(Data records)
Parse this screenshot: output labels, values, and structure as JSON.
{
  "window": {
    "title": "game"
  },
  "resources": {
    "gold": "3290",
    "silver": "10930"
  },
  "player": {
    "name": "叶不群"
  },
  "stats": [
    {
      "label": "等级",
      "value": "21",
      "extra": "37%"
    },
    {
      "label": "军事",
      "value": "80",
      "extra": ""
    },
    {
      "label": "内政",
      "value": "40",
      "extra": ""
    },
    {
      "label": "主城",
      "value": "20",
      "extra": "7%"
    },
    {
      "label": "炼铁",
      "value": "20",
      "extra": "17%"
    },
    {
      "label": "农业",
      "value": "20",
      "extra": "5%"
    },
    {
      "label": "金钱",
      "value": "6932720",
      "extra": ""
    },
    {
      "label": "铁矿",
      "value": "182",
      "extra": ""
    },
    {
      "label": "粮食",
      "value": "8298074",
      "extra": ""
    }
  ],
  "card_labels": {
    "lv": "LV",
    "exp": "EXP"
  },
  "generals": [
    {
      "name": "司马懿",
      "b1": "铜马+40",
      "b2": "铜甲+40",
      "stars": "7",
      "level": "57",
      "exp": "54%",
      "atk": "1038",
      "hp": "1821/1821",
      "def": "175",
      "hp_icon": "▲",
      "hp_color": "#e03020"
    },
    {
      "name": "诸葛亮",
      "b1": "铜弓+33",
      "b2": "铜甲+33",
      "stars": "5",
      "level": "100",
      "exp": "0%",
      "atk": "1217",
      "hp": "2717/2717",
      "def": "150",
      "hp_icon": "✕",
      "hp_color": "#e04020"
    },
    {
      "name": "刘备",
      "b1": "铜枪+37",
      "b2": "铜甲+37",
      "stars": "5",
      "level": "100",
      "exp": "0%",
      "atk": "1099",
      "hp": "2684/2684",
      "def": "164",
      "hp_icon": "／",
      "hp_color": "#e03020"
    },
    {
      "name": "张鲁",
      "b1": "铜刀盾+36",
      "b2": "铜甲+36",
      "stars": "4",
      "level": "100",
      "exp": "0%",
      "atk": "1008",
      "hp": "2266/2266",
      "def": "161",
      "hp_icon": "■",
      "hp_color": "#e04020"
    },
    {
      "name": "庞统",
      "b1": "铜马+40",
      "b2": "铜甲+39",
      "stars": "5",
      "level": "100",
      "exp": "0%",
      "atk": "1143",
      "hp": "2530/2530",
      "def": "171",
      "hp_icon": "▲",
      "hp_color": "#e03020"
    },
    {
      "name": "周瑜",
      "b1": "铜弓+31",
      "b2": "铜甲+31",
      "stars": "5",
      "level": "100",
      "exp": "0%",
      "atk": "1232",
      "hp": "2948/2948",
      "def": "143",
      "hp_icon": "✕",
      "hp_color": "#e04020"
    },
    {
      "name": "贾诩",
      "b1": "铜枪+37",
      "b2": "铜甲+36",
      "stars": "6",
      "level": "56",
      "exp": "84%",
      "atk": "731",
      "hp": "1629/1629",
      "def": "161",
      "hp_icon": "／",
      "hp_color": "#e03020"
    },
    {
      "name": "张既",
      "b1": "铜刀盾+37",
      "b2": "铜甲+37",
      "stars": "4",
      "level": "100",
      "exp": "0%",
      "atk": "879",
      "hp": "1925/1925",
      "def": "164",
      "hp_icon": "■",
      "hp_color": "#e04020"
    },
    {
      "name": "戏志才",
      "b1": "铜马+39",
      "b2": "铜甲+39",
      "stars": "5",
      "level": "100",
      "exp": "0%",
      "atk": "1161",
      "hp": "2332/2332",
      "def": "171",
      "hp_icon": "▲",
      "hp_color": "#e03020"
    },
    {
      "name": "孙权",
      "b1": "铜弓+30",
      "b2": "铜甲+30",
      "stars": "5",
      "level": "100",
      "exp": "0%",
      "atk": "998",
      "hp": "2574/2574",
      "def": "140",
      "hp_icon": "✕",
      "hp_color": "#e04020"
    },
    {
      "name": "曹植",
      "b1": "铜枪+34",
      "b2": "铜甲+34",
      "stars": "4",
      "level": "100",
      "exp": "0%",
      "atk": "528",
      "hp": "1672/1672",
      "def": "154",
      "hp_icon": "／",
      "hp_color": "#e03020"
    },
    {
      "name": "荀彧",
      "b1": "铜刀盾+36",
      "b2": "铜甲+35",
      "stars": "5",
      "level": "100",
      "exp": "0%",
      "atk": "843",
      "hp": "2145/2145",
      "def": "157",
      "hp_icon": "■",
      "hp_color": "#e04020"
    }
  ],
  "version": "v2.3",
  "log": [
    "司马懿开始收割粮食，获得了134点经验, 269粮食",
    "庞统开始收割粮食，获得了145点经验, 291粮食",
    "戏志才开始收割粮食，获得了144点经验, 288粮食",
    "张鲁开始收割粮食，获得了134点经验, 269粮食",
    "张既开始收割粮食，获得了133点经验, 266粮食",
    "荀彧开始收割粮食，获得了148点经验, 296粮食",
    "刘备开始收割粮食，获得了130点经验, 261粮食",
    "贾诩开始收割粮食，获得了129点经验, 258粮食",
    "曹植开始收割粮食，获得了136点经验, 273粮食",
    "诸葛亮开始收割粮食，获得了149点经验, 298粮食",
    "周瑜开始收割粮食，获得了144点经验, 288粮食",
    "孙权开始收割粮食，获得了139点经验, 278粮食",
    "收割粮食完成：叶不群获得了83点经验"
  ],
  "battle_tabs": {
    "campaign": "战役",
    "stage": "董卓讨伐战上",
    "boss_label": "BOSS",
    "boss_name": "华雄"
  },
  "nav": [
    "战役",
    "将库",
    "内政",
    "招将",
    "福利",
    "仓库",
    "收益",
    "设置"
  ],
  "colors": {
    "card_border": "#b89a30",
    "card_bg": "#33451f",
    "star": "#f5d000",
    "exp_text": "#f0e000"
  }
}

● Given request:
Write out all records exactly, keeping every detail.

● Reply to the task:
Parse this screenshot: output labels, values, and structure as JSON.
{
  "window": {
    "title": "game"
  },
  "resources": {
    "gold": "3290",
    "silver": "10930"
  },
  "player": {
    "name": "叶不群"
  },
  "stats": [
    {
      "label": "等级",
      "value": "21",
      "extra": "37%"
    },
    {
      "label": "军事",
      "value": "80",
      "extra": ""
    },
    {
      "label": "内政",
      "value": "40",
      "extra": ""
    },
    {
      "label": "主城",
      "value": "20",
      "extra": "7%"
    },
    {
      "label": "炼铁",
      "value": "20",
      "extra": "17%"
    },
    {
      "label": "农业",
      "value": "20",
      "extra": "5%"
    },
    {
      "label": "金钱",
      "value": "6932720",
      "extra": ""
    },
    {
      "label": "铁矿",
      "value": "182",
      "extra": ""
    },
    {
      "label": "粮食",
      "value": "8298074",
      "extra": ""
    }
  ],
  "card_labels": {
    "lv": "LV",
    "exp": "EXP"
  },
  "generals": [
    {
      "name": "司马懿",
      "b1": "铜马+40",
      "b2": "铜甲+40",
      "stars": "7",
      "level": "57",
      "exp": "54%",
      "atk": "1038",
      "hp": "1821/1821",
      "def": "175",
      "hp_icon": "▲",
      "hp_color": "#e03020"
    },
    {
      "name": "诸葛亮",
      "b1": "铜弓+33",
      "b2": "铜甲+33",
      "stars": "5",
      "level": "100",
      "exp": "0%",
      "atk": "1217",
      "hp": "2717/2717",
      "def": "150",
      "hp_icon": "✕",
      "hp_color": "#e04020"
    },
    {
      "name": "刘备",
      "b1": "铜枪+37",
      "b2": "铜甲+37",
      "stars": "5",
      "level": "100",
      "exp": "0%",
      "atk": "1099",
      "hp": "2684/2684",
      "def": "164",
      "hp_icon": "／",
      "hp_color": "#e03020"
    },
    {
      "name": "张鲁",
      "b1": "铜刀盾+36",
      "b2": "铜甲+36",
      "stars": "4",
      "level": "100",
      "exp": "0%",
      "atk": "1008",
      "hp": "2266/2266",
      "def": "161",
      "hp_icon": "■",
      "hp_color": "#e04020"
    },
    {
      "name": "庞统",
      "b1": "铜马+40",
      "b2": "铜甲+39",
      "stars": "5",
      "level": "100",
      "exp": "0%",
      "atk": "1143",
      "hp": "2530/2530",
      "def": "171",
      "hp_icon": "▲",
      "hp_color": "#e03020"
    },
    {
      "name": "周瑜",
      "b1": "铜弓+31",
      "b2": "铜甲+31",
      "stars": "5",
      "level": "100",
      "exp": "0%",
      "atk": "1232",
      "hp": "2948/2948",
      "def": "143",
      "hp_icon": "✕",
      "hp_color": "#e04020"
    },
    {
      "name": "贾诩",
      "b1": "铜枪+37",
      "b2": "铜甲+36",
      "stars": "6",
      "level": "56",
      "exp": "84%",
      "atk": "731",
      "hp": "1629/1629",
      "def": "161",
      "hp_icon": "／",
      "hp_color": "#e03020"
    },
    {
      "name": "张既",
      "b1": "铜刀盾+37",
      "b2": "铜甲+37",
      "stars": "4",
      "level": "100",
      "exp": "0%",
      "atk": "879",
      "hp": "1925/1925",
      "def": "164",
      "hp_icon": "■",
      "hp_color": "#e04020"
    },
    {
      "name": "戏志才",
      "b1": "铜马+39",
      "b2": "铜甲+39",
      "stars": "5",
      "level": "100",
      "exp": "0%",
      "atk": "1161",
      "hp": "2332/2332",
      "def": "171",
      "hp_icon": "▲",
      "hp_color": "#e03020"
    },
    {
      "name": "孙权",
      "b1": "铜弓+30",
      "b2": "铜甲+30",
      "stars": "5",
      "level": "100",
      "exp": "0%",
      "atk": "998",
      "hp": "2574/2574",
      "def": "140",
      "hp_icon": "✕",
      "hp_color": "#e04020"
    },
    {
      "name": "曹植",
      "b1": "铜枪+34",
      "b2": "铜甲+34",
      "stars": "4",
      "level": "100",
      "exp": "0%",
      "atk": "528",
      "hp": "1672/1672",
      "def": "154",
      "hp_icon": "／",
      "hp_color": "#e03020"
    },
    {
      "name": "荀彧",
      "b1": "铜刀盾+36",
      "b2": "铜甲+35",
      "stars": "5",
      "level": "100",
      "exp": "0%",
      "atk": "843",
      "hp": "2145/2145",
      "def": "157",
      "hp_icon": "■",
      "hp_color": "#e04020"
    }
  ],
  "version": "v2.3",
  "log": [
    "司马懿开始收割粮食，获得了134点经验, 269粮食",
    "庞统开始收割粮食，获得了145点经验, 291粮食",
    "戏志才开始收割粮食，获得了144点经验, 288粮食",
    "张鲁开始收割粮食，获得了134点经验, 269粮食",
    "张既开始收割粮食，获得了133点经验, 266粮食",
    "荀彧开始收割粮食，获得了148点经验, 296粮食",
    "刘备开始收割粮食，获得了130点经验, 261粮食",
    "贾诩开始收割粮食，获得了129点经验, 258粮食",
    "曹植开始收割粮食，获得了136点经验, 273粮食",
    "诸葛亮开始收割粮食，获得了149点经验, 298粮食",
    "周瑜开始收割粮食，获得了144点经验, 288粮食",
    "孙权开始收割粮食，获得了139点经验, 278粮食",
    "收割粮食完成：叶不群获得了83点经验"
  ],
  "battle_tabs": {
    "campaign": "战役",
    "stage": "董卓讨伐战上",
    "boss_label": "BOSS",
    "boss_name": "华雄"
  },
  "nav": [
    "战役",
    "将库",
    "内政",
    "招将",
    "福利",
    "仓库",
    "收益",
    "设置"
  ],
  "colors": {
    "card_border": "#b89a30",
    "card_bg": "#33451f",
    "star": "#f5d000",
    "exp_text": "#f0e000"
  }
}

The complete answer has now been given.